**Aim**
Duplicate every line of the records below exactly, without any of the pictures.
=== Input material ===
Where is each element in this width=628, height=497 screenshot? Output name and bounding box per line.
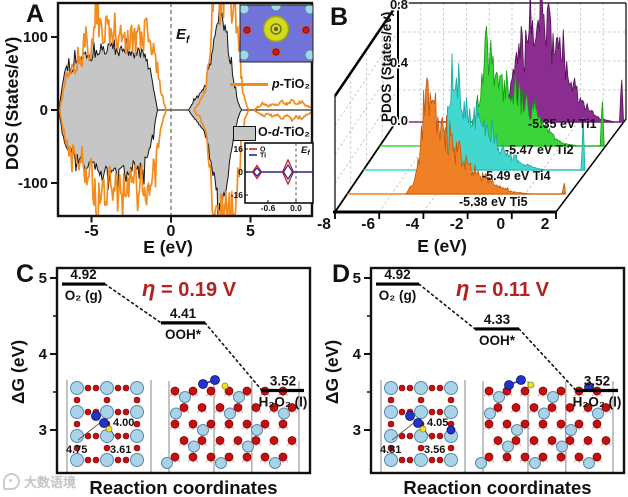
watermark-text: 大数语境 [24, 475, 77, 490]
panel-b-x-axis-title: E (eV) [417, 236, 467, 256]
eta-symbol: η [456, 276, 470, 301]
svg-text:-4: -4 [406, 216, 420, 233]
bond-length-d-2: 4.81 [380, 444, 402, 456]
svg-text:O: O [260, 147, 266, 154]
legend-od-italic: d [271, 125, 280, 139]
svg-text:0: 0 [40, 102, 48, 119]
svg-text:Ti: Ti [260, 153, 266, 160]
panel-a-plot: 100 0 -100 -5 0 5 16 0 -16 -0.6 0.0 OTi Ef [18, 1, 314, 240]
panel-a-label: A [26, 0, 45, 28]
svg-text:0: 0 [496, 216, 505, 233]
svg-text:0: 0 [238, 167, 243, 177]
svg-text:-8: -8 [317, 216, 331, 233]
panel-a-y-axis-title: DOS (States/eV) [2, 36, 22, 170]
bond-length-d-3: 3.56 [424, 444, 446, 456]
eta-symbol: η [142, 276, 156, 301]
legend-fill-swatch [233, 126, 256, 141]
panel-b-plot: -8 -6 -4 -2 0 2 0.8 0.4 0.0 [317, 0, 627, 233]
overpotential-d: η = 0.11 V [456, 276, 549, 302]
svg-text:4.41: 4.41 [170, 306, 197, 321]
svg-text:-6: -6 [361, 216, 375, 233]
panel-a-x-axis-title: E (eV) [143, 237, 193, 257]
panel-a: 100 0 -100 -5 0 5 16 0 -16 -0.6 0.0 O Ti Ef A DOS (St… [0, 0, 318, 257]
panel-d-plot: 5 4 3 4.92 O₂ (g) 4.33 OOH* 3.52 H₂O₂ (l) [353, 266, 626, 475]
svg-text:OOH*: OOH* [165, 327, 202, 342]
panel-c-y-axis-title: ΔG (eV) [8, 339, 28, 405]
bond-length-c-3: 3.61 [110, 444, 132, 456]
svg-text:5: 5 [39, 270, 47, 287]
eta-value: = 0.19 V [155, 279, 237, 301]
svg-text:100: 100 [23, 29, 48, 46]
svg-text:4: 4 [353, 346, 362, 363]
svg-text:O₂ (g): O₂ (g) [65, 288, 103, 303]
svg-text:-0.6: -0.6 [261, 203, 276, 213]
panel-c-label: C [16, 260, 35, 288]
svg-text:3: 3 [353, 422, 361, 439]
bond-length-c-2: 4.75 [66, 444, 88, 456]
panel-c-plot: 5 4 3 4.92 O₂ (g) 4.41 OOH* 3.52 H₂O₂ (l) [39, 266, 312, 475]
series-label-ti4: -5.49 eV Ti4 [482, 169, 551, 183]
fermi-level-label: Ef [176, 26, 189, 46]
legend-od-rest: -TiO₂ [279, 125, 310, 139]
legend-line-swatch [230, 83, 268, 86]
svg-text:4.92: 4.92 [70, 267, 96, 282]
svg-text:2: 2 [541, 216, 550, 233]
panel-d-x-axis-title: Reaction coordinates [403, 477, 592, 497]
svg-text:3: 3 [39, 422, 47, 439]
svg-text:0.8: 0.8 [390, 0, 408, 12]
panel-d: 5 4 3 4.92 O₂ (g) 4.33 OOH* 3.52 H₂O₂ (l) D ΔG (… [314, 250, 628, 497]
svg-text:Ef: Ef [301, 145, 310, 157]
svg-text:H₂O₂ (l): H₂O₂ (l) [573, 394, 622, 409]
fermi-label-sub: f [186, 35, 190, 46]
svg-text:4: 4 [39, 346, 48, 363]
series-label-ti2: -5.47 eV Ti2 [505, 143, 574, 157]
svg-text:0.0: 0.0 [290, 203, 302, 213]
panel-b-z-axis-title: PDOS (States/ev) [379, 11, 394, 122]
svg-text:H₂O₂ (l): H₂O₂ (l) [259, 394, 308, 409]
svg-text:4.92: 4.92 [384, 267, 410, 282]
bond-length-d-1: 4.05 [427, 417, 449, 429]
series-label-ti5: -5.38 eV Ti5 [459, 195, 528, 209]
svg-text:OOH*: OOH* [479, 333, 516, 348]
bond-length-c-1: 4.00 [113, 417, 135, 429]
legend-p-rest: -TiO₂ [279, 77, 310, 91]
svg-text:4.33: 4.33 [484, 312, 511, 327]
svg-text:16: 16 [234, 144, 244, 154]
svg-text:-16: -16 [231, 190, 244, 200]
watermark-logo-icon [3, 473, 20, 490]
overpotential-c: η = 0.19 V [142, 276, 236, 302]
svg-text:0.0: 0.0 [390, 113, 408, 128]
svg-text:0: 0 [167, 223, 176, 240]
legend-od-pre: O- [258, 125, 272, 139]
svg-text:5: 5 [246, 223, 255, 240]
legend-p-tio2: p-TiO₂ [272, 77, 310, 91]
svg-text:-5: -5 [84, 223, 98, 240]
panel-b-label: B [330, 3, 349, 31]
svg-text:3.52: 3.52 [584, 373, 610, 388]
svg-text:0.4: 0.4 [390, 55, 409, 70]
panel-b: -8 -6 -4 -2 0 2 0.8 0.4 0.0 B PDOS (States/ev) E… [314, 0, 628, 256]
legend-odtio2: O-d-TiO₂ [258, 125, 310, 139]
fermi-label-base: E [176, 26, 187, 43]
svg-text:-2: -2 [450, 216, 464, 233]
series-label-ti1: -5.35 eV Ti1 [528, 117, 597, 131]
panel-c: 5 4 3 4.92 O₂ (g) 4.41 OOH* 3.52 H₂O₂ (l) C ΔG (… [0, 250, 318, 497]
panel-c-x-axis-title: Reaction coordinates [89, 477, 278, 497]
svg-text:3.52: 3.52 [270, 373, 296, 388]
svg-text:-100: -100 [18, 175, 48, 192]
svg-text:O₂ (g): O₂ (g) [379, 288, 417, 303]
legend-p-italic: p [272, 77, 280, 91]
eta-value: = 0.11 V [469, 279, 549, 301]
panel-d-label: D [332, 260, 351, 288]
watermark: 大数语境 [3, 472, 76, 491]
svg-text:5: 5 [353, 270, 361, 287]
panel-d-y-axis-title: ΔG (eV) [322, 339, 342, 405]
===
**The solution**
Where is each element in this width=628, height=497 screenshot? Output name and bounding box per line.
watermark-text: 大数语境 [24, 475, 77, 490]
panel-b-x-axis-title: E (eV) [417, 236, 467, 256]
eta-symbol: η [456, 276, 470, 301]
svg-text:-4: -4 [406, 216, 420, 233]
bond-length-d-2: 4.81 [380, 444, 402, 456]
svg-text:O: O [260, 147, 266, 154]
legend-od-italic: d [271, 125, 280, 139]
svg-text:0: 0 [40, 102, 48, 119]
svg-text:Ti: Ti [260, 153, 266, 160]
panel-a-plot: 100 0 -100 -5 0 5 16 0 -16 -0.6 0.0 OTi Ef [18, 1, 314, 240]
panel-a-label: A [26, 0, 45, 28]
svg-text:0: 0 [496, 216, 505, 233]
svg-text:0: 0 [238, 167, 243, 177]
svg-text:-8: -8 [317, 216, 331, 233]
panel-a-y-axis-title: DOS (States/eV) [2, 36, 22, 170]
bond-length-d-3: 3.56 [424, 444, 446, 456]
eta-symbol: η [142, 276, 156, 301]
legend-fill-swatch [233, 126, 256, 141]
panel-b-plot: -8 -6 -4 -2 0 2 0.8 0.4 0.0 [317, 0, 627, 233]
overpotential-d: η = 0.11 V [456, 276, 549, 302]
svg-text:4.41: 4.41 [170, 306, 197, 321]
svg-text:-6: -6 [361, 216, 375, 233]
panel-a-x-axis-title: E (eV) [143, 237, 193, 257]
panel-a: 100 0 -100 -5 0 5 16 0 -16 -0.6 0.0 O Ti Ef A DOS (St… [0, 0, 318, 257]
panel-d-plot: 5 4 3 4.92 O₂ (g) 4.33 OOH* 3.52 H₂O₂ (l) [353, 266, 626, 475]
svg-text:OOH*: OOH* [165, 327, 202, 342]
panel-c-y-axis-title: ΔG (eV) [8, 339, 28, 405]
bond-length-c-3: 3.61 [110, 444, 132, 456]
svg-text:5: 5 [39, 270, 47, 287]
eta-value: = 0.19 V [155, 279, 237, 301]
svg-text:100: 100 [23, 29, 48, 46]
svg-text:4: 4 [353, 346, 362, 363]
svg-text:O₂ (g): O₂ (g) [65, 288, 103, 303]
svg-text:-0.6: -0.6 [261, 203, 276, 213]
panel-c-label: C [16, 260, 35, 288]
svg-text:3: 3 [353, 422, 361, 439]
bond-length-c-2: 4.75 [66, 444, 88, 456]
panel-c-plot: 5 4 3 4.92 O₂ (g) 4.41 OOH* 3.52 H₂O₂ (l) [39, 266, 312, 475]
series-label-ti4: -5.49 eV Ti4 [482, 169, 551, 183]
fermi-level-label: Ef [176, 26, 189, 46]
legend-od-rest: -TiO₂ [279, 125, 310, 139]
legend-line-swatch [230, 83, 268, 86]
svg-text:4.92: 4.92 [70, 267, 96, 282]
svg-text:2: 2 [541, 216, 550, 233]
panel-d-x-axis-title: Reaction coordinates [403, 477, 592, 497]
svg-text:3: 3 [39, 422, 47, 439]
svg-text:0.8: 0.8 [390, 0, 408, 12]
panel-d: 5 4 3 4.92 O₂ (g) 4.33 OOH* 3.52 H₂O₂ (l) D ΔG (… [314, 250, 628, 497]
svg-text:Ef: Ef [301, 145, 310, 157]
svg-text:H₂O₂ (l): H₂O₂ (l) [573, 394, 622, 409]
fermi-label-sub: f [186, 35, 190, 46]
svg-text:4: 4 [39, 346, 48, 363]
series-label-ti2: -5.47 eV Ti2 [505, 143, 574, 157]
svg-text:0.0: 0.0 [290, 203, 302, 213]
panel-b-z-axis-title: PDOS (States/ev) [379, 11, 394, 122]
svg-text:H₂O₂ (l): H₂O₂ (l) [259, 394, 308, 409]
svg-text:4.92: 4.92 [384, 267, 410, 282]
bond-length-d-1: 4.05 [427, 417, 449, 429]
series-label-ti5: -5.38 eV Ti5 [459, 195, 528, 209]
svg-text:OOH*: OOH* [479, 333, 516, 348]
bond-length-c-1: 4.00 [113, 417, 135, 429]
legend-p-rest: -TiO₂ [279, 77, 310, 91]
svg-text:4.33: 4.33 [484, 312, 511, 327]
svg-text:16: 16 [234, 144, 244, 154]
svg-text:-16: -16 [231, 190, 244, 200]
watermark-logo-icon [3, 473, 20, 490]
overpotential-c: η = 0.19 V [142, 276, 236, 302]
svg-text:0.0: 0.0 [390, 113, 408, 128]
svg-text:0: 0 [167, 223, 176, 240]
legend-od-pre: O- [258, 125, 272, 139]
svg-text:5: 5 [246, 223, 255, 240]
legend-p-tio2: p-TiO₂ [272, 77, 310, 91]
svg-text:-5: -5 [84, 223, 98, 240]
panel-b-label: B [330, 3, 349, 31]
svg-text:3.52: 3.52 [584, 373, 610, 388]
svg-text:0.4: 0.4 [390, 55, 409, 70]
panel-b: -8 -6 -4 -2 0 2 0.8 0.4 0.0 B PDOS (States/ev) E… [314, 0, 628, 256]
legend-odtio2: O-d-TiO₂ [258, 125, 310, 139]
fermi-label-base: E [176, 26, 187, 43]
svg-text:-2: -2 [450, 216, 464, 233]
series-label-ti1: -5.35 eV Ti1 [528, 117, 597, 131]
panel-c: 5 4 3 4.92 O₂ (g) 4.41 OOH* 3.52 H₂O₂ (l) C ΔG (… [0, 250, 318, 497]
panel-c-x-axis-title: Reaction coordinates [89, 477, 278, 497]
svg-text:3.52: 3.52 [270, 373, 296, 388]
svg-text:-100: -100 [18, 175, 48, 192]
svg-text:O₂ (g): O₂ (g) [379, 288, 417, 303]
legend-p-italic: p [272, 77, 280, 91]
eta-value: = 0.11 V [469, 279, 549, 301]
panel-d-label: D [332, 260, 351, 288]
watermark: 大数语境 [3, 472, 76, 491]
svg-text:5: 5 [353, 270, 361, 287]
panel-d-y-axis-title: ΔG (eV) [322, 339, 342, 405]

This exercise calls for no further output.